§ WRITTEN PROBLEM: Omit the pictures, then write out every entry exactly as it reads.

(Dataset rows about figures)

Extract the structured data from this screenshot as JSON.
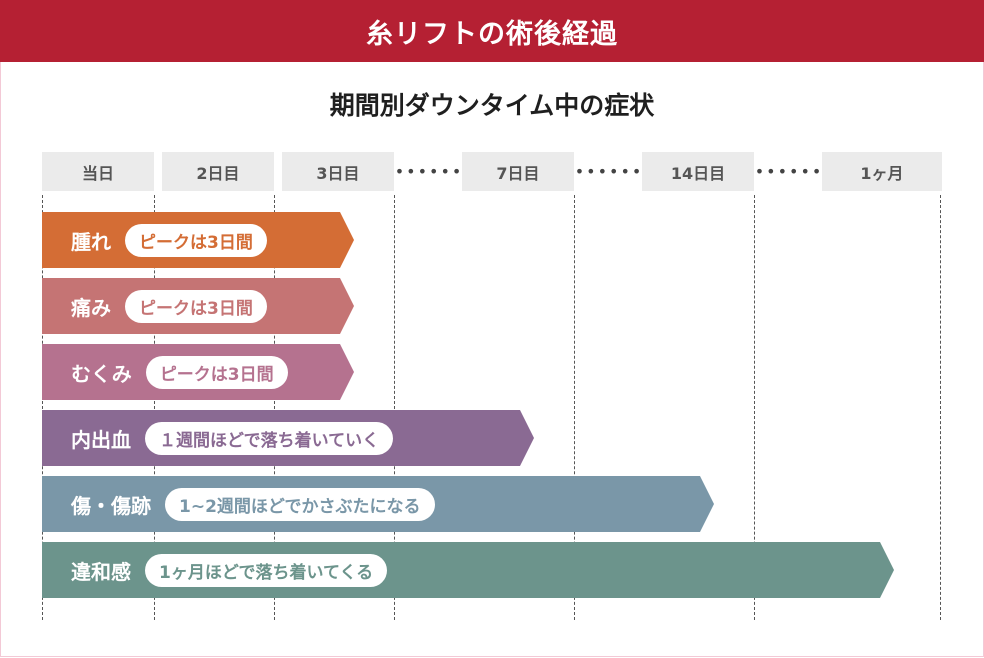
{
  "header": {
    "title": "糸リフトの術後経過"
  },
  "subtitle": "期間別ダウンタイム中の症状",
  "timeline": {
    "labels": [
      "当日",
      "2日目",
      "3日目",
      "7日目",
      "14日目",
      "1ヶ月"
    ],
    "ellipsis": "••••••"
  },
  "colors": {
    "header": "#b52033",
    "label_bg": "#ebebeb",
    "swelling": "#d46d35",
    "pain": "#c57474",
    "edema": "#b5728f",
    "bruising": "#8a6a93",
    "wounds": "#7a97a8",
    "discomfort": "#6c948c"
  },
  "symptoms": [
    {
      "name": "腫れ",
      "note": "ピークは3日間"
    },
    {
      "name": "痛み",
      "note": "ピークは3日間"
    },
    {
      "name": "むくみ",
      "note": "ピークは3日間"
    },
    {
      "name": "内出血",
      "note": "１週間ほどで落ち着いていく"
    },
    {
      "name": "傷・傷跡",
      "note": "1~2週間ほどでかさぶたになる"
    },
    {
      "name": "違和感",
      "note": "1ヶ月ほどで落ち着いてくる"
    }
  ]
}
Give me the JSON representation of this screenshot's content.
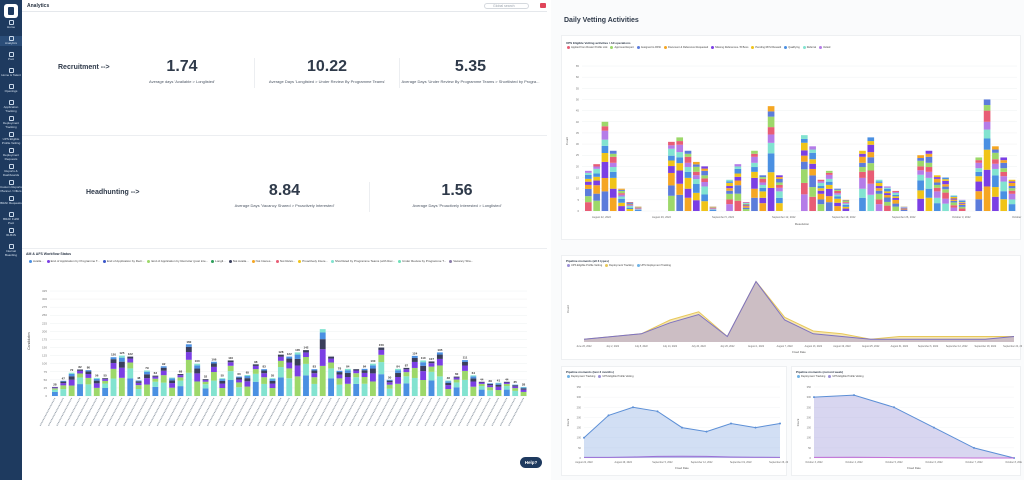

§ TASK RESPONSE:
Extract the structured data from this screenshot as JSON.
{
  "header": {
    "title": "糸リフトの術後経過"
  },
  "subtitle": "期間別ダウンタイム中の症状",
  "timeline": {
    "labels": [
      "当日",
      "2日目",
      "3日目",
      "7日目",
      "14日目",
      "1ヶ月"
    ],
    "ellipsis": "••••••"
  },
  "colors": {
    "header": "#b52033",
    "label_bg": "#ebebeb",
    "swelling": "#d46d35",
    "pain": "#c57474",
    "edema": "#b5728f",
    "bruising": "#8a6a93",
    "wounds": "#7a97a8",
    "discomfort": "#6c948c"
  },
  "symptoms": [
    {
      "name": "腫れ",
      "note": "ピークは3日間"
    },
    {
      "name": "痛み",
      "note": "ピークは3日間"
    },
    {
      "name": "むくみ",
      "note": "ピークは3日間"
    },
    {
      "name": "内出血",
      "note": "１週間ほどで落ち着いていく"
    },
    {
      "name": "傷・傷跡",
      "note": "1~2週間ほどでかさぶたになる"
    },
    {
      "name": "違和感",
      "note": "1ヶ月ほどで落ち着いてくる"
    }
  ]
}
Give me the JSON representation of this screenshot's content.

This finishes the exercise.